La larga historia de la democracia releva dos dimensiones de la misma: por un lado la democracia se ofrece como un conjunto de reglas o instituciones orientadas a la distribución efectiva del poder entre el mayor número de personas –el llamado método democrático-; por otro, este sistema institucional se basa e inspira en la creencia en la igualdad y la diversidad humanas. El encuentro entre liberalismo y democracia será posible en la primera dimensión, no en la segunda. Para los demócratas la democracia plena no se conforma sólo con la participación política sino que exige, además: (1) que esta participación política sea igual y (2) que la participación política sea libre.

En el fondo del pensamiento democrático existe un principio axiomático radical: la igualdad absoluta de todos los seres humanos, la convicción de que ninguna vida humana vale más que ninguna otra, que todo ser humano tiene el mismo derecho a participar en la decisión de los asuntos comunes y que sin esa participación igual no hay libertad. Desde esta perspectiva, un criterio evaluador indispensable de la calidad de las instituciones –formales e informales- democráticas es cuánta participación libre e igual real y efectiva permiten a la ciudadanía. Llegados a este punto, para seguir avanzando necesitamos ahora precisar de qué igualdad y de qué libertad se trata. Y aquí las diferencias entre liberales y demócratas se hacen evidentes y responden, en el fondo, a ideales diferentes sobre la vida buena y la buena sociedad.

Igualdad y libertad en liberales y demócratas

Los liberales siempre tuvieron dificultades con las ideas igualitarias más allá de la igualdad de todos ante la ley y de la igualdad en los derechos naturales de las personas. Por supuesto que los liberales se opusieron a todo igualitarismo colectivista. Liberalismo e igualitarismo colectivista responden a concepciones del hombre y de la sociedad muy diferentes: individualista, conflictiva y pluralista la liberal; totalizante, armónica y monista la igualitaria. Para el liberal el sentido último de la vida es el libre desarrollo de la personalidad individual; para el igualitario colectivista el fin último es el desarrollo de la comunidad en su conjunto, aunque ello ahogue la pluralidad y la libertad de los individuos.

→ REQUISITOS DEL EJERCICIO
Continúa, por favor, el texto sobre liberalismo y democracia a partir de su última oración.

→ CONJUNTO DE DATOS
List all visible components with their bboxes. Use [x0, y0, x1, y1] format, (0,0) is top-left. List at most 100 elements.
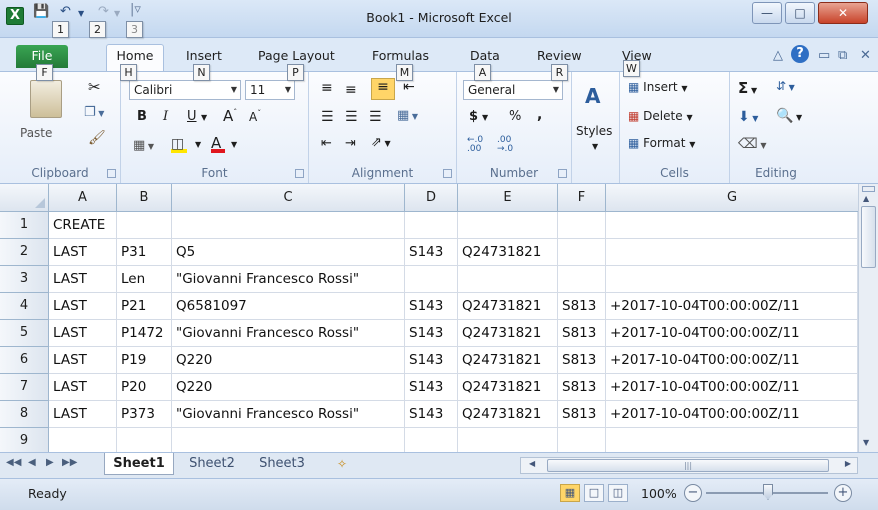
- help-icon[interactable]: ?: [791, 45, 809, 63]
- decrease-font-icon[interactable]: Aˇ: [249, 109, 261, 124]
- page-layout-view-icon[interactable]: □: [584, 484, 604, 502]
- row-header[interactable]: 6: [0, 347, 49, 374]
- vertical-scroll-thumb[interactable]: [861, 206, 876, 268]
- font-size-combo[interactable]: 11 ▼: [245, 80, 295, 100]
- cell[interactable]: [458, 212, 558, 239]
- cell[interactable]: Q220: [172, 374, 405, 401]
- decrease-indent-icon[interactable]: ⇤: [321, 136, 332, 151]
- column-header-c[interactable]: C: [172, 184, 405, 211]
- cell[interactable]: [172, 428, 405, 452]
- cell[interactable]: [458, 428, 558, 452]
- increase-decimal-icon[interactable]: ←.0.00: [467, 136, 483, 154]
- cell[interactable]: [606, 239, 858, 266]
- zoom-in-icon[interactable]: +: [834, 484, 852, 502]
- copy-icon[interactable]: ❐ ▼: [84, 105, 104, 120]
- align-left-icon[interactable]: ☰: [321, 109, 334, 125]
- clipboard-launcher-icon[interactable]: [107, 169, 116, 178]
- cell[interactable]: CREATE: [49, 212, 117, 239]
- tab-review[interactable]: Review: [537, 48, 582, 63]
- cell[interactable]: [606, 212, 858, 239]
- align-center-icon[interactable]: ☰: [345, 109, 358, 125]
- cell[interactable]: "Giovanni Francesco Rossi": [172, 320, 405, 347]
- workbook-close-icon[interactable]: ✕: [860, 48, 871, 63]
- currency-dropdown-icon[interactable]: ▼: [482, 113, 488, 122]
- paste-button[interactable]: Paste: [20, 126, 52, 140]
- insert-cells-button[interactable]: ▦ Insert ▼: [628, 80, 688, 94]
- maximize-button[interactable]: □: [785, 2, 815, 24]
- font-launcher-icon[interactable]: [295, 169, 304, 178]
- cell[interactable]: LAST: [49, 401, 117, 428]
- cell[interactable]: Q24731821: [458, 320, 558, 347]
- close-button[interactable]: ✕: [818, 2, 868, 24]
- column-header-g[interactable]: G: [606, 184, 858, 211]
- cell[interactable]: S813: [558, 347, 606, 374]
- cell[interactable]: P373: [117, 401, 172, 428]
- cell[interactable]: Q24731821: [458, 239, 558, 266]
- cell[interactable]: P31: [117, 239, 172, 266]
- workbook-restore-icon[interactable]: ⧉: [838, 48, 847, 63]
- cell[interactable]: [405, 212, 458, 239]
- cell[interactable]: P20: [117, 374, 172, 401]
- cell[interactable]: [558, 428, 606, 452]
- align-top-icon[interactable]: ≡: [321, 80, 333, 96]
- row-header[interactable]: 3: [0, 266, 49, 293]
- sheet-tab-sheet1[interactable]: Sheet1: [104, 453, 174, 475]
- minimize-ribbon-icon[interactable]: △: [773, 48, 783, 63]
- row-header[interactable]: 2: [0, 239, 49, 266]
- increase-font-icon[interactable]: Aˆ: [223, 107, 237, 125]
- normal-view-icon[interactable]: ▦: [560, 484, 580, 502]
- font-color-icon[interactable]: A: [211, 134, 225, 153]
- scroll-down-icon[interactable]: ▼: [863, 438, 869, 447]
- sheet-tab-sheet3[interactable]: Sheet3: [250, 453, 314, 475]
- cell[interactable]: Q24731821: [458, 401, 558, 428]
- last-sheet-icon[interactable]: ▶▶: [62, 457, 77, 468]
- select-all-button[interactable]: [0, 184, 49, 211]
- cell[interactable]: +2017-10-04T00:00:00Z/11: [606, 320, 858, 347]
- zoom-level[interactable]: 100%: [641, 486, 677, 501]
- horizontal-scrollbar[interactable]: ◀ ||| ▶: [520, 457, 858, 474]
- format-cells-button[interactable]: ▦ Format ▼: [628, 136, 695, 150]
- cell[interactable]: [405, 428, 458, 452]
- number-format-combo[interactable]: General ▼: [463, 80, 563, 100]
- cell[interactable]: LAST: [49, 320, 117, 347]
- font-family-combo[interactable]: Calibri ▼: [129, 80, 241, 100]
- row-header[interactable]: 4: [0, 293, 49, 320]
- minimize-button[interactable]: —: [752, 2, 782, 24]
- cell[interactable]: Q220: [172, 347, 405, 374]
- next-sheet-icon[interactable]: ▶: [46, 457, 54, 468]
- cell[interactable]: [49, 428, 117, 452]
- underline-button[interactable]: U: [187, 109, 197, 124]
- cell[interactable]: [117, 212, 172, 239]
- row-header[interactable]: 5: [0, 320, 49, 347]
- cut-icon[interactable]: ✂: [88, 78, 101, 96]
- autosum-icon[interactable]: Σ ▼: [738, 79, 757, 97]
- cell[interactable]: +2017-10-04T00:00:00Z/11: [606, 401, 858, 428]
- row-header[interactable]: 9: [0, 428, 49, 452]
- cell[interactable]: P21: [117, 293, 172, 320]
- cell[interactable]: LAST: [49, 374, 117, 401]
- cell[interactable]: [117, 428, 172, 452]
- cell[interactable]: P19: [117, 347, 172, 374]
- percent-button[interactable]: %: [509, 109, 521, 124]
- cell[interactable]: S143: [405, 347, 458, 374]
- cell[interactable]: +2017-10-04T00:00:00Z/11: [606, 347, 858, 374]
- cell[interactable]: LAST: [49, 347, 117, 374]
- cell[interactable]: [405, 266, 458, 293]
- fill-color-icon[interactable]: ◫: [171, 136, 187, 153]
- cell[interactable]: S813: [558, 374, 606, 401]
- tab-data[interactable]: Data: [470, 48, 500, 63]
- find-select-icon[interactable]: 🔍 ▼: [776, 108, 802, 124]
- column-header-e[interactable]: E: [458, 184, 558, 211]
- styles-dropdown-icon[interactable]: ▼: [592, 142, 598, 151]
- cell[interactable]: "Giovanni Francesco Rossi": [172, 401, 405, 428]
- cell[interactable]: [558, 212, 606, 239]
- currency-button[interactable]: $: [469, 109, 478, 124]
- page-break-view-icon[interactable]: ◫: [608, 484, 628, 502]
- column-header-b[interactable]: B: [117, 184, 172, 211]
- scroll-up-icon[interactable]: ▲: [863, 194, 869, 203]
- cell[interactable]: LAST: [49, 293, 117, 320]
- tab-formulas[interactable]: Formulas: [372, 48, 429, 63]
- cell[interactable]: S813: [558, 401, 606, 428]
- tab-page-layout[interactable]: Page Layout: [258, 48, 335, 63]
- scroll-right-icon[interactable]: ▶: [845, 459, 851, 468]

→ RESPUESTA AL EJERCICIO
La igualdad ante la ley tiene matriz liberal. Fue proclamada en la Constitución francesa de 1791 y de ahí ha pasado a todos los sistemas constitucionales del mundo. La igualdad de los derechos fundamentales se encuentra proclamada en el artículo 1 de la Declaración universal de los derechos del hombre y del ciudadano: “Los hombres nacen y permanecen libres e iguales en derechos”. Ambos principios recorren la historia del constitucionalismo hasta nuestros días.

El principio liberal de igualdad ante la ley significa varias cosas: (1) que la ley es igual para todos y que el funcionario y, sobre todo, el juez, deben aplicarla no sólo con independencia sino con imparcialidad y coherencia; (2) que todos los ciudadanos deben estar sometidos a las mismas leyes y que deben ser suprimidas las leyes preliberales de los estamentos u órdenes particulares. Como se decía en el preámbulo de la Constitución francesa de 1791 “quedan abolidas las instituciones que dañaban la libertad y la igualdad de los derechos”, “ya no hay para ninguna parte de la nación, ni para el individuo, algún privilegio o excepción al derecho común de los franceses”.

La igualdad de derechos, para los liberales, significa que todos los ciudadanos tienen los mismos derechos fundamentales constitucionalmente garantizados, de modo que sólo son fundamentales aquéllos y sólo aquellos derechos de los que gozan todos los ciudadanos sin discriminación por razón de clase social, raza, género, religión, etc.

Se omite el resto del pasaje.